A block of data
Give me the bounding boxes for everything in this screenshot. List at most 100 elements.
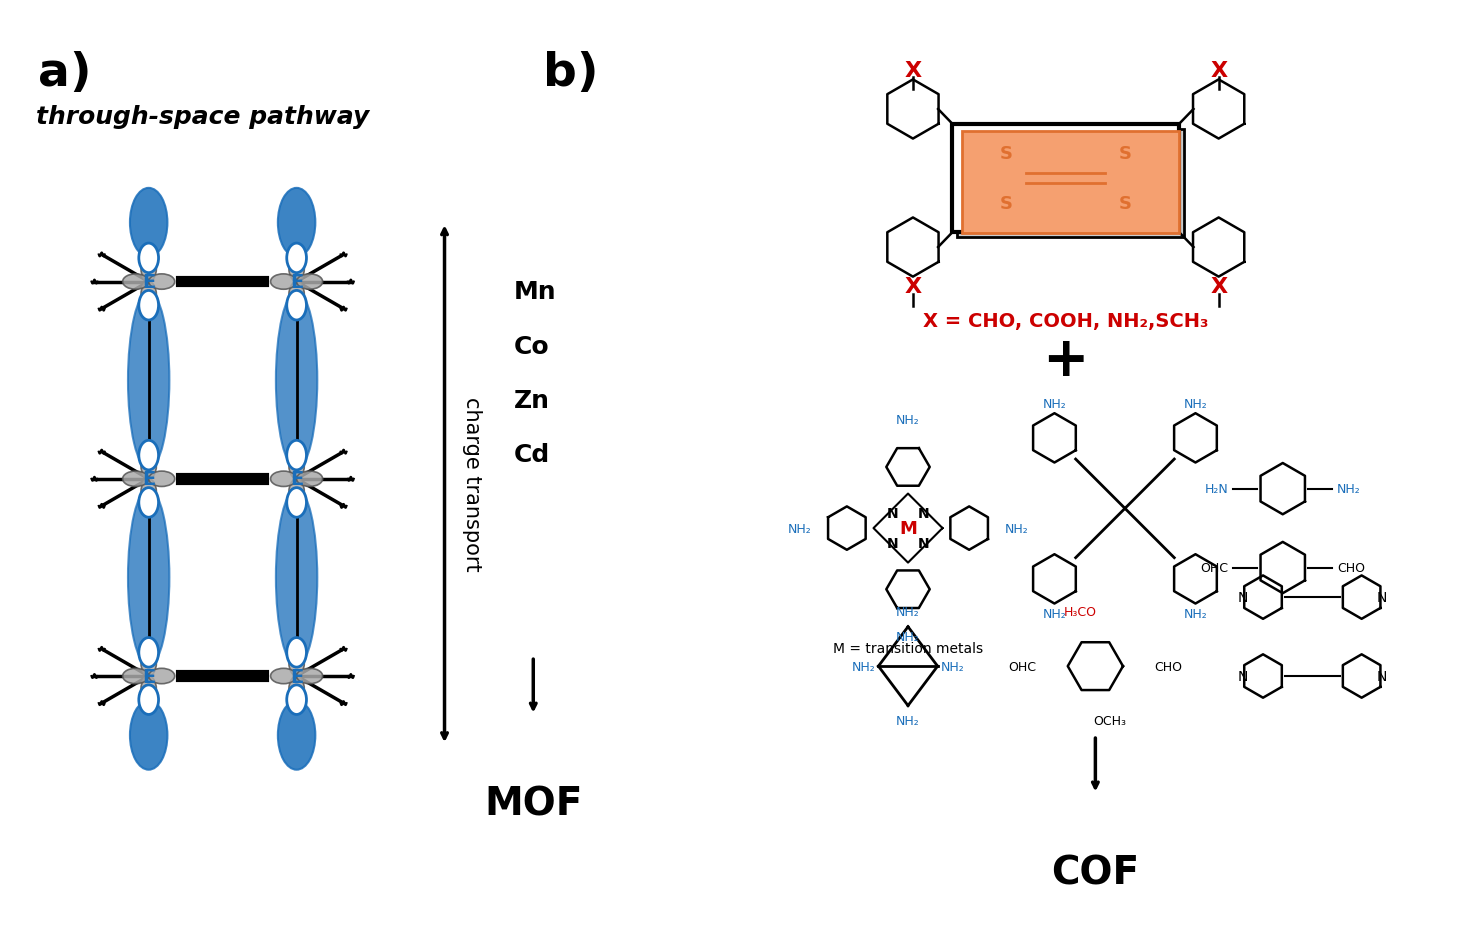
Text: NH₂: NH₂ (896, 413, 919, 426)
Ellipse shape (123, 274, 149, 290)
Text: N: N (1239, 669, 1249, 683)
Ellipse shape (149, 274, 174, 290)
Ellipse shape (287, 244, 306, 273)
Text: Co: Co (513, 335, 550, 358)
Text: NH₂: NH₂ (940, 660, 964, 673)
Ellipse shape (278, 701, 315, 769)
Text: +: + (1042, 334, 1089, 388)
Text: N: N (1376, 590, 1386, 604)
Text: NH₂: NH₂ (896, 605, 919, 618)
FancyBboxPatch shape (952, 124, 1179, 233)
Text: H₂N: H₂N (1205, 483, 1228, 496)
Ellipse shape (139, 291, 158, 321)
Ellipse shape (129, 292, 170, 469)
Text: E: E (142, 470, 155, 489)
Text: NH₂: NH₂ (1042, 607, 1066, 620)
Ellipse shape (149, 472, 174, 487)
Ellipse shape (140, 453, 157, 479)
Ellipse shape (130, 701, 167, 769)
Text: E: E (290, 470, 303, 489)
Ellipse shape (140, 282, 157, 309)
Text: NH₂: NH₂ (1184, 607, 1208, 620)
Text: E: E (290, 273, 303, 292)
Ellipse shape (140, 677, 157, 703)
Ellipse shape (297, 274, 322, 290)
Ellipse shape (288, 677, 304, 703)
Ellipse shape (140, 479, 157, 505)
Ellipse shape (140, 256, 157, 282)
Ellipse shape (297, 668, 322, 684)
Ellipse shape (297, 472, 322, 487)
Ellipse shape (139, 489, 158, 517)
Text: S: S (1001, 195, 1012, 212)
Text: X: X (1210, 60, 1227, 81)
Ellipse shape (287, 638, 306, 667)
Text: CHO: CHO (1154, 660, 1182, 673)
Ellipse shape (139, 685, 158, 715)
Ellipse shape (276, 292, 318, 469)
Ellipse shape (287, 291, 306, 321)
Text: N: N (1376, 669, 1386, 683)
Ellipse shape (287, 441, 306, 470)
Ellipse shape (278, 189, 315, 258)
Text: E: E (142, 273, 155, 292)
Text: X = CHO, COOH, NH₂,SCH₃: X = CHO, COOH, NH₂,SCH₃ (924, 311, 1209, 331)
Text: N: N (887, 537, 899, 551)
Text: through-space pathway: through-space pathway (37, 105, 370, 129)
Text: CHO: CHO (1338, 562, 1366, 575)
Text: N: N (887, 506, 899, 520)
Ellipse shape (276, 489, 318, 667)
Text: NH₂: NH₂ (1042, 398, 1066, 411)
Ellipse shape (129, 489, 170, 667)
Text: MOF: MOF (485, 784, 582, 822)
Ellipse shape (288, 256, 304, 282)
Text: Mn: Mn (513, 280, 556, 304)
Text: N: N (918, 506, 930, 520)
Text: NH₂: NH₂ (896, 630, 919, 643)
Ellipse shape (149, 668, 174, 684)
Ellipse shape (130, 189, 167, 258)
Ellipse shape (270, 472, 297, 487)
Text: X: X (905, 277, 921, 298)
FancyBboxPatch shape (958, 130, 1184, 238)
Text: X: X (1210, 277, 1227, 298)
Text: Zn: Zn (513, 388, 550, 413)
Ellipse shape (288, 479, 304, 505)
Ellipse shape (270, 668, 297, 684)
Ellipse shape (123, 472, 149, 487)
Text: E: E (142, 667, 155, 686)
Text: H₃CO: H₃CO (1064, 605, 1097, 618)
Ellipse shape (139, 638, 158, 667)
Ellipse shape (139, 244, 158, 273)
Text: OHC: OHC (1200, 562, 1228, 575)
Text: COF: COF (1051, 854, 1140, 892)
Text: Cd: Cd (513, 443, 550, 466)
Text: OCH₃: OCH₃ (1094, 714, 1126, 727)
Text: E: E (290, 667, 303, 686)
Text: NH₂: NH₂ (1184, 398, 1208, 411)
Text: NH₂: NH₂ (788, 522, 811, 535)
Ellipse shape (140, 650, 157, 677)
Ellipse shape (139, 441, 158, 470)
Text: charge transport: charge transport (463, 397, 482, 571)
FancyBboxPatch shape (962, 132, 1179, 234)
Text: a): a) (38, 51, 92, 95)
Ellipse shape (270, 274, 297, 290)
Ellipse shape (288, 282, 304, 309)
Text: b): b) (542, 51, 599, 95)
Text: S: S (1001, 146, 1012, 163)
Text: M = transition metals: M = transition metals (834, 641, 983, 655)
Text: NH₂: NH₂ (1005, 522, 1029, 535)
Text: S: S (1119, 195, 1132, 212)
Text: OHC: OHC (1008, 660, 1036, 673)
Ellipse shape (288, 650, 304, 677)
Ellipse shape (287, 489, 306, 517)
Text: N: N (1239, 590, 1249, 604)
Ellipse shape (123, 668, 149, 684)
Text: NH₂: NH₂ (896, 714, 919, 727)
Text: NH₂: NH₂ (1338, 483, 1361, 496)
Text: N: N (918, 537, 930, 551)
Ellipse shape (288, 453, 304, 479)
Ellipse shape (287, 685, 306, 715)
Text: NH₂: NH₂ (851, 660, 875, 673)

- **EXERCISE REQUIREMENTS**
Reproduce every line of the block of data above without changes, leaving out the pictures.

- **CORRECT ANSWER**
Give me the bounding boxes for everything in this screenshot. List at most 100 elements.
Text: NH₂: NH₂ (896, 413, 919, 426)
Ellipse shape (123, 274, 149, 290)
Text: N: N (1239, 669, 1249, 683)
Ellipse shape (149, 274, 174, 290)
Ellipse shape (287, 244, 306, 273)
Text: Co: Co (513, 335, 550, 358)
Text: NH₂: NH₂ (940, 660, 964, 673)
Ellipse shape (278, 701, 315, 769)
Text: +: + (1042, 334, 1089, 388)
Text: N: N (1376, 590, 1386, 604)
Text: NH₂: NH₂ (896, 605, 919, 618)
FancyBboxPatch shape (952, 124, 1179, 233)
Text: H₂N: H₂N (1205, 483, 1228, 496)
Ellipse shape (139, 291, 158, 321)
Ellipse shape (129, 292, 170, 469)
Text: E: E (142, 470, 155, 489)
Text: NH₂: NH₂ (1042, 607, 1066, 620)
Ellipse shape (149, 472, 174, 487)
Ellipse shape (140, 453, 157, 479)
Ellipse shape (130, 701, 167, 769)
Text: E: E (290, 470, 303, 489)
Ellipse shape (140, 282, 157, 309)
Text: NH₂: NH₂ (1184, 607, 1208, 620)
Text: E: E (290, 273, 303, 292)
Ellipse shape (140, 677, 157, 703)
Ellipse shape (297, 274, 322, 290)
Ellipse shape (288, 677, 304, 703)
Ellipse shape (140, 479, 157, 505)
Ellipse shape (140, 256, 157, 282)
Ellipse shape (297, 668, 322, 684)
Ellipse shape (297, 472, 322, 487)
Ellipse shape (139, 489, 158, 517)
Text: S: S (1001, 195, 1012, 212)
Text: X: X (1210, 60, 1227, 81)
Ellipse shape (287, 638, 306, 667)
Text: CHO: CHO (1154, 660, 1182, 673)
Ellipse shape (139, 685, 158, 715)
Ellipse shape (276, 292, 318, 469)
Ellipse shape (287, 291, 306, 321)
Text: N: N (1376, 669, 1386, 683)
Ellipse shape (287, 441, 306, 470)
Ellipse shape (278, 189, 315, 258)
Text: E: E (142, 273, 155, 292)
Text: X = CHO, COOH, NH₂,SCH₃: X = CHO, COOH, NH₂,SCH₃ (924, 311, 1209, 331)
Text: N: N (887, 537, 899, 551)
Text: through-space pathway: through-space pathway (37, 105, 370, 129)
Text: CHO: CHO (1338, 562, 1366, 575)
Text: N: N (887, 506, 899, 520)
Ellipse shape (276, 489, 318, 667)
Text: NH₂: NH₂ (1042, 398, 1066, 411)
Ellipse shape (129, 489, 170, 667)
Text: MOF: MOF (485, 784, 582, 822)
Ellipse shape (288, 256, 304, 282)
Text: Mn: Mn (513, 280, 556, 304)
Text: N: N (918, 506, 930, 520)
Text: NH₂: NH₂ (896, 630, 919, 643)
Ellipse shape (149, 668, 174, 684)
Ellipse shape (130, 189, 167, 258)
Ellipse shape (270, 472, 297, 487)
Text: X: X (905, 277, 921, 298)
FancyBboxPatch shape (958, 130, 1184, 238)
Text: X: X (1210, 277, 1227, 298)
Text: Zn: Zn (513, 388, 550, 413)
Ellipse shape (288, 479, 304, 505)
Ellipse shape (270, 668, 297, 684)
Ellipse shape (123, 472, 149, 487)
Text: E: E (142, 667, 155, 686)
Text: H₃CO: H₃CO (1064, 605, 1097, 618)
Ellipse shape (139, 638, 158, 667)
Ellipse shape (139, 244, 158, 273)
Text: OHC: OHC (1200, 562, 1228, 575)
Text: COF: COF (1051, 854, 1140, 892)
Text: Cd: Cd (513, 443, 550, 466)
Text: OCH₃: OCH₃ (1094, 714, 1126, 727)
Text: E: E (290, 667, 303, 686)
Text: NH₂: NH₂ (1184, 398, 1208, 411)
Text: NH₂: NH₂ (788, 522, 811, 535)
Ellipse shape (140, 650, 157, 677)
Ellipse shape (139, 441, 158, 470)
Text: charge transport: charge transport (463, 397, 482, 571)
FancyBboxPatch shape (962, 132, 1179, 234)
Text: a): a) (38, 51, 92, 95)
Ellipse shape (270, 274, 297, 290)
Ellipse shape (288, 282, 304, 309)
Text: b): b) (542, 51, 599, 95)
Text: S: S (1001, 146, 1012, 163)
Text: M = transition metals: M = transition metals (834, 641, 983, 655)
Text: NH₂: NH₂ (1005, 522, 1029, 535)
Text: S: S (1119, 195, 1132, 212)
Text: OHC: OHC (1008, 660, 1036, 673)
Ellipse shape (288, 650, 304, 677)
Ellipse shape (287, 489, 306, 517)
Text: N: N (1239, 590, 1249, 604)
Ellipse shape (123, 668, 149, 684)
Text: NH₂: NH₂ (896, 714, 919, 727)
Text: NH₂: NH₂ (1338, 483, 1361, 496)
Text: N: N (918, 537, 930, 551)
Ellipse shape (288, 453, 304, 479)
Ellipse shape (287, 685, 306, 715)
Text: NH₂: NH₂ (851, 660, 875, 673)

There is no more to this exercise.